__Required work__
Which lines in the entries below contain the string "MWCNT" with the same capitalization? Copy out each such line.

[Boxed element entries]

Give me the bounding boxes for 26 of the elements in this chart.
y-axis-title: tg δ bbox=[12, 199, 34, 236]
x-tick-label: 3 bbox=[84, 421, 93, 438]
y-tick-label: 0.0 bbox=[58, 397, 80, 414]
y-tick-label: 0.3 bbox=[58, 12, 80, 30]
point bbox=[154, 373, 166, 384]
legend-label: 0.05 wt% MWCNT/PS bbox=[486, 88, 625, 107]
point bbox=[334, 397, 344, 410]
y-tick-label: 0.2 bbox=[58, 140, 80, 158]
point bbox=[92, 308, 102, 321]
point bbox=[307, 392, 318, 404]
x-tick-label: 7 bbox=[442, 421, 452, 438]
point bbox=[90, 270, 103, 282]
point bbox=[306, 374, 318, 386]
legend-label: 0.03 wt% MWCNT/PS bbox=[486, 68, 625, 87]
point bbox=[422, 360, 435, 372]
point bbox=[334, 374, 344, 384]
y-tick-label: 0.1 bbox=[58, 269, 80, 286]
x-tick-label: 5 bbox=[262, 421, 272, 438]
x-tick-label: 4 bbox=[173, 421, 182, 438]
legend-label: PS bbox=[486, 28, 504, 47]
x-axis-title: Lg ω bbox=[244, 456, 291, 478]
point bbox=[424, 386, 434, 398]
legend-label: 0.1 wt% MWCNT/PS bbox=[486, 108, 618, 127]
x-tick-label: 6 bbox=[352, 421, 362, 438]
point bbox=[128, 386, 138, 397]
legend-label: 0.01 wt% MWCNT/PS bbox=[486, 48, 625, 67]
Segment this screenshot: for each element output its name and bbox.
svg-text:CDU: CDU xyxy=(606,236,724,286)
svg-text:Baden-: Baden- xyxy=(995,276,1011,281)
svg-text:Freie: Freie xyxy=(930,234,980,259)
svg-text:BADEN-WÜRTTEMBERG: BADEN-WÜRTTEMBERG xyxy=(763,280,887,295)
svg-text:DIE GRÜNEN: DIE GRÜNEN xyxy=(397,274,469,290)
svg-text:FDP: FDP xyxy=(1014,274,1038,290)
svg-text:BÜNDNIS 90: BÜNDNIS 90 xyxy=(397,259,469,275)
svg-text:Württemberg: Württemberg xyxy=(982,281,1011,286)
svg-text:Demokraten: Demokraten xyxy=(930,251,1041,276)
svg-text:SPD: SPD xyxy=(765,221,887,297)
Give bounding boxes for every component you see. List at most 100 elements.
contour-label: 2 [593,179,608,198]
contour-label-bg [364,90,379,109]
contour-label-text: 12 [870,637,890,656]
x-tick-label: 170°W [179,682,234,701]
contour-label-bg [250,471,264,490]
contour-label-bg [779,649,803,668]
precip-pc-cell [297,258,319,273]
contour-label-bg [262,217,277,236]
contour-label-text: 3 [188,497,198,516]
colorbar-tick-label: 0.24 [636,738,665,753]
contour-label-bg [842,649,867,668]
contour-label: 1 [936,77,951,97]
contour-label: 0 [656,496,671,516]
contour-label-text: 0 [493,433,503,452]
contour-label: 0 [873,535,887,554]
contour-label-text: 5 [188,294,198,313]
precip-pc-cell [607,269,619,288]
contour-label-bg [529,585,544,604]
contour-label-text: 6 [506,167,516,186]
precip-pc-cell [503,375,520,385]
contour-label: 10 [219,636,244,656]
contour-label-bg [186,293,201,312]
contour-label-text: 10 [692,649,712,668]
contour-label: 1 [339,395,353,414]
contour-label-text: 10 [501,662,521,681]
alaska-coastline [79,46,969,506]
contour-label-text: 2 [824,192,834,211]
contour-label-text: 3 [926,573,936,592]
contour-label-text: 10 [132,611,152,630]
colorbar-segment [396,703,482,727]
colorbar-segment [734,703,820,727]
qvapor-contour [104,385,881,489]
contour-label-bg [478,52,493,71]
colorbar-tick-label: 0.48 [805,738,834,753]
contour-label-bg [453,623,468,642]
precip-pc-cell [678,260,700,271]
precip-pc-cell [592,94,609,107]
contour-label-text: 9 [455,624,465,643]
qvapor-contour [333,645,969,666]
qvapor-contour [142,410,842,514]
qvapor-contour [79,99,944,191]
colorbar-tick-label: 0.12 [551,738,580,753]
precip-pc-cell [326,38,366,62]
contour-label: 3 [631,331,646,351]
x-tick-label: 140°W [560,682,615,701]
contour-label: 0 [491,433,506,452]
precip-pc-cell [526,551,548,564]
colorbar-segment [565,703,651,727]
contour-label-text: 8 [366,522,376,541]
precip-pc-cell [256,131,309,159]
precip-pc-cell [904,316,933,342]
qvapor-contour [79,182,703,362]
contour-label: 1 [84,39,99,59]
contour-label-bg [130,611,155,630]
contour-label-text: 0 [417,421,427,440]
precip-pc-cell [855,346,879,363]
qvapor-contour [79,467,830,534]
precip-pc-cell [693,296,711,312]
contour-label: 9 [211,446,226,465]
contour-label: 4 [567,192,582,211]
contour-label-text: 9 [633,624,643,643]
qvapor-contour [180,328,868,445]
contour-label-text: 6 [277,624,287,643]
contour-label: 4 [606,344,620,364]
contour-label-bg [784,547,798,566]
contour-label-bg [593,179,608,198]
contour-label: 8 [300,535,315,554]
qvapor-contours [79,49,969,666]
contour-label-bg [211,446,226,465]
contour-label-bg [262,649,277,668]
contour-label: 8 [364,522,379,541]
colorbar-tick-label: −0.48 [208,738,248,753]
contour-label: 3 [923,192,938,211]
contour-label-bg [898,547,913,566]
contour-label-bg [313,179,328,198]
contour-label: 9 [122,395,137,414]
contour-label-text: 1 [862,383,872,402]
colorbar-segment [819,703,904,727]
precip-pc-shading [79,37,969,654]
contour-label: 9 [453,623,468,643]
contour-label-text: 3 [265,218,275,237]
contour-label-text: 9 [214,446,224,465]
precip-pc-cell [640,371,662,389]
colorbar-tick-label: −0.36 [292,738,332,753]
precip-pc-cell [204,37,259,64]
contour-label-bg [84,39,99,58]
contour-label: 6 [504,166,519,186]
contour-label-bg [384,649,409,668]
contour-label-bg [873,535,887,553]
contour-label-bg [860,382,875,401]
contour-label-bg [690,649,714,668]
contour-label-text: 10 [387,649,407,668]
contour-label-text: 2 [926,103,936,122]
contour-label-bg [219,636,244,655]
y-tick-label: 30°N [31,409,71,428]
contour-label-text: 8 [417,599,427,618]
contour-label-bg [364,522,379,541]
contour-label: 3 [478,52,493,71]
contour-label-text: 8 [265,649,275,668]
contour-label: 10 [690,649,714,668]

__Exercise response__
legend-label: 0.05 wt% MWCNT/PS bbox=[486, 88, 625, 107]
legend-label: 0.03 wt% MWCNT/PS bbox=[486, 68, 625, 87]
legend-label: 0.1 wt% MWCNT/PS bbox=[486, 108, 618, 127]
legend-label: 0.01 wt% MWCNT/PS bbox=[486, 48, 625, 67]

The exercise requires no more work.